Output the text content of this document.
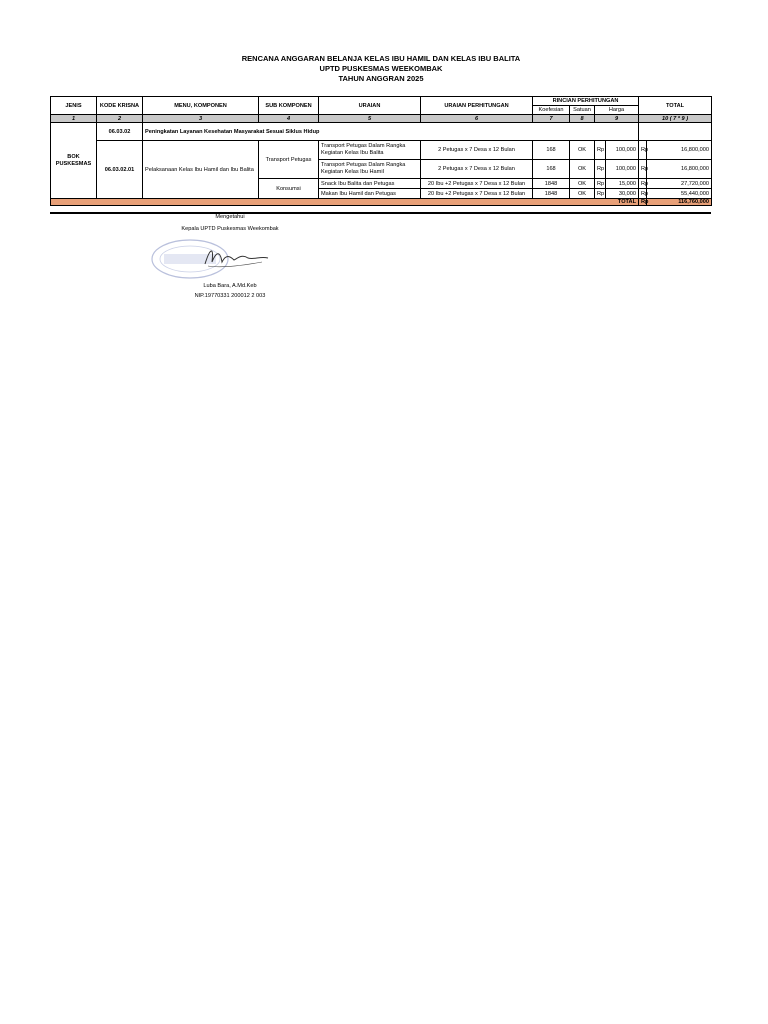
RENCANA ANGGARAN BELANJA KELAS IBU HAMIL DAN KELAS IBU BALITA
UPTD PUSKESMAS WEEKOMBAK
TAHUN ANGGRAN 2025
JENIS	KODE KRISNA	MENU, KOMPONEN	SUB KOMPONEN	URAIAN	URAIAN PERHITUNGAN	RINCIAN PERHITUNGAN				TOTAL	
						Koefesian	Satuan	Harga			
1	2	3	4	5	6	7	8	9		10 ( 7 * 9 )	
BOK PUSKESMAS	06.03.02	Peningkatan Layanan Kesehatan Masyarakat Sesuai Siklus Hidup									
	06.03.02.01	Pelaksanaan Kelas Ibu Hamil dan Ibu Balita	Transport Petugas	Transport Petugas Dalam Rangka Kegiatan Kelas Ibu Balita	2 Petugas x 7 Desa x 12 Bulan	168	OK	Rp	100,000	Rp	16,800,000
				Transport Petugas Dalam Rangka Kegiatan Kelas Ibu Hamil	2 Petugas x 7 Desa x 12 Bulan	168	OK	Rp	100,000	Rp	16,800,000
			Konsumsi	Snack Ibu Balita dan Petugas	20 Ibu +2 Petugas x 7 Desa x 12 Bulan	1848	OK	Rp	15,000	Rp	27,720,000
				Makan Ibu Hamil dan Petugas	20 Ibu +2 Petugas x 7 Desa x 12 Bulan	1848	OK	Rp	30,000	Rp	55,440,000
TOTAL										Rp	116,760,000
Mengetahui
Kepala UPTD Puskesmas Weekombak
Luba Bara, A.Md.Keb
NIP.19770331 200012 2 003
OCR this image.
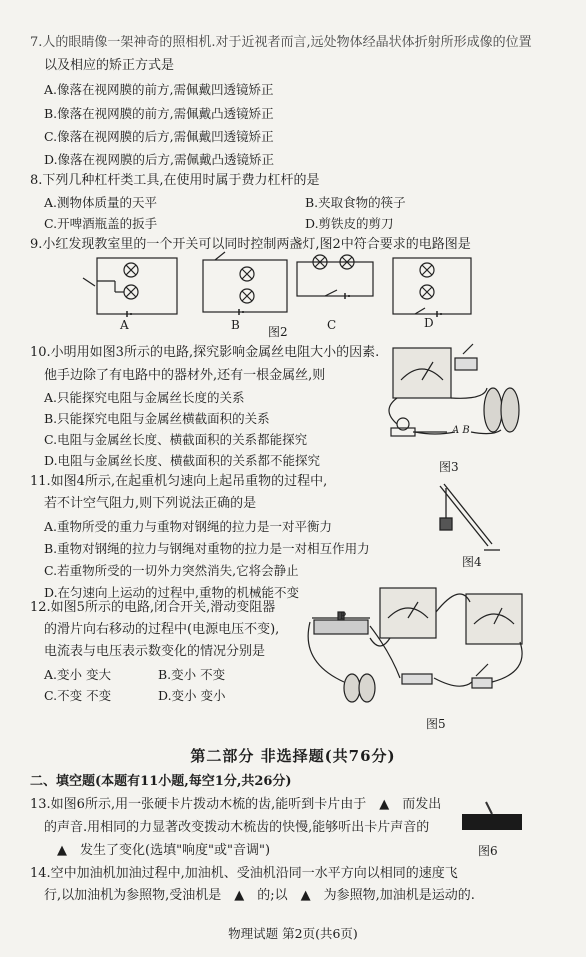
7.人的眼睛像一架神奇的照相机.对于近视者而言,远处物体经晶状体折射所形成像的位置
以及相应的矫正方式是
A.像落在视网膜的前方,需佩戴凹透镜矫正
B.像落在视网膜的前方,需佩戴凸透镜矫正
C.像落在视网膜的后方,需佩戴凹透镜矫正
D.像落在视网膜的后方,需佩戴凸透镜矫正
8.下列几种杠杆类工具,在使用时属于费力杠杆的是
A.测物体质量的天平	B.夹取食物的筷子
C.开啤酒瓶盖的扳手	D.剪铁皮的剪刀
9.小红发现教室里的一个开关可以同时控制两盏灯,图2中符合要求的电路图是
A	B	C	D
图2
10.小明用如图3所示的电路,探究影响金属丝电阻大小的因素.
他手边除了有电路中的器材外,还有一根金属丝,则
A.只能探究电阻与金属丝长度的关系
B.只能探究电阻与金属丝横截面积的关系
C.电阻与金属丝长度、横截面积的关系都能探究
D.电阻与金属丝长度、横截面积的关系都不能探究
A B
图3
11.如图4所示,在起重机匀速向上起吊重物的过程中,
若不计空气阻力,则下列说法正确的是
A.重物所受的重力与重物对钢绳的拉力是一对平衡力
B.重物对钢绳的拉力与钢绳对重物的拉力是一对相互作用力
C.若重物所受的一切外力突然消失,它将会静止
D.在匀速向上运动的过程中,重物的机械能不变
图4
12.如图5所示的电路,闭合开关,滑动变阻器
的滑片向右移动的过程中(电源电压不变),
电流表与电压表示数变化的情况分别是
A.变小 变大	B.变小 不变
C.不变 不变	D.变小 变小
P
图5
第二部分 非选择题(共76分)
二、填空题(本题有11小题,每空1分,共26分)
13.如图6所示,用一张硬卡片拨动木梳的齿,能听到卡片由于 ▲ 而发出
的声音.用相同的力显著改变拨动木梳齿的快慢,能够听出卡片声音的
▲ 发生了变化(选填"响度"或"音调")	图6
14.空中加油机加油过程中,加油机、受油机沿同一水平方向以相同的速度飞
行,以加油机为参照物,受油机是 ▲ 的;以 ▲ 为参照物,加油机是运动的.
物理试题 第2页(共6页)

* **Problem description**
Exclude every picture and copy the remaining data exactly.

* **The answer**
Output the text content of this document.
RENCANA ANGGARAN BELANJA KELAS IBU HAMIL DAN KELAS IBU BALITA
UPTD PUSKESMAS WEEKOMBAK
TAHUN ANGGRAN 2025
JENIS	KODE KRISNA	MENU, KOMPONEN	SUB KOMPONEN	URAIAN	URAIAN PERHITUNGAN	RINCIAN PERHITUNGAN				TOTAL	
						Koefesian	Satuan	Harga			
1	2	3	4	5	6	7	8	9		10 ( 7 * 9 )	
BOK PUSKESMAS	06.03.02	Peningkatan Layanan Kesehatan Masyarakat Sesuai Siklus Hidup									
	06.03.02.01	Pelaksanaan Kelas Ibu Hamil dan Ibu Balita	Transport Petugas	Transport Petugas Dalam Rangka Kegiatan Kelas Ibu Balita	2 Petugas x 7 Desa x 12 Bulan	168	OK	Rp	100,000	Rp	16,800,000
				Transport Petugas Dalam Rangka Kegiatan Kelas Ibu Hamil	2 Petugas x 7 Desa x 12 Bulan	168	OK	Rp	100,000	Rp	16,800,000
			Konsumsi	Snack Ibu Balita dan Petugas	20 Ibu +2 Petugas x 7 Desa x 12 Bulan	1848	OK	Rp	15,000	Rp	27,720,000
				Makan Ibu Hamil dan Petugas	20 Ibu +2 Petugas x 7 Desa x 12 Bulan	1848	OK	Rp	30,000	Rp	55,440,000
TOTAL										Rp	116,760,000
Mengetahui
Kepala UPTD Puskesmas Weekombak
Luba Bara, A.Md.Keb
NIP.19770331 200012 2 003
OCR this image.
7.人的眼睛像一架神奇的照相机.对于近视者而言,远处物体经晶状体折射所形成像的位置
以及相应的矫正方式是
A.像落在视网膜的前方,需佩戴凹透镜矫正
B.像落在视网膜的前方,需佩戴凸透镜矫正
C.像落在视网膜的后方,需佩戴凹透镜矫正
D.像落在视网膜的后方,需佩戴凸透镜矫正
8.下列几种杠杆类工具,在使用时属于费力杠杆的是
A.测物体质量的天平	B.夹取食物的筷子
C.开啤酒瓶盖的扳手	D.剪铁皮的剪刀
9.小红发现教室里的一个开关可以同时控制两盏灯,图2中符合要求的电路图是
A	B	C	D
图2
10.小明用如图3所示的电路,探究影响金属丝电阻大小的因素.
他手边除了有电路中的器材外,还有一根金属丝,则
A.只能探究电阻与金属丝长度的关系
B.只能探究电阻与金属丝横截面积的关系
C.电阻与金属丝长度、横截面积的关系都能探究
D.电阻与金属丝长度、横截面积的关系都不能探究
A B
图3
11.如图4所示,在起重机匀速向上起吊重物的过程中,
若不计空气阻力,则下列说法正确的是
A.重物所受的重力与重物对钢绳的拉力是一对平衡力
B.重物对钢绳的拉力与钢绳对重物的拉力是一对相互作用力
C.若重物所受的一切外力突然消失,它将会静止
D.在匀速向上运动的过程中,重物的机械能不变
图4
12.如图5所示的电路,闭合开关,滑动变阻器
的滑片向右移动的过程中(电源电压不变),
电流表与电压表示数变化的情况分别是
A.变小 变大	B.变小 不变
C.不变 不变	D.变小 变小
P
图5
第二部分 非选择题(共76分)
二、填空题(本题有11小题,每空1分,共26分)
13.如图6所示,用一张硬卡片拨动木梳的齿,能听到卡片由于 ▲ 而发出
的声音.用相同的力显著改变拨动木梳齿的快慢,能够听出卡片声音的
▲ 发生了变化(选填"响度"或"音调")	图6
14.空中加油机加油过程中,加油机、受油机沿同一水平方向以相同的速度飞
行,以加油机为参照物,受油机是 ▲ 的;以 ▲ 为参照物,加油机是运动的.
物理试题 第2页(共6页)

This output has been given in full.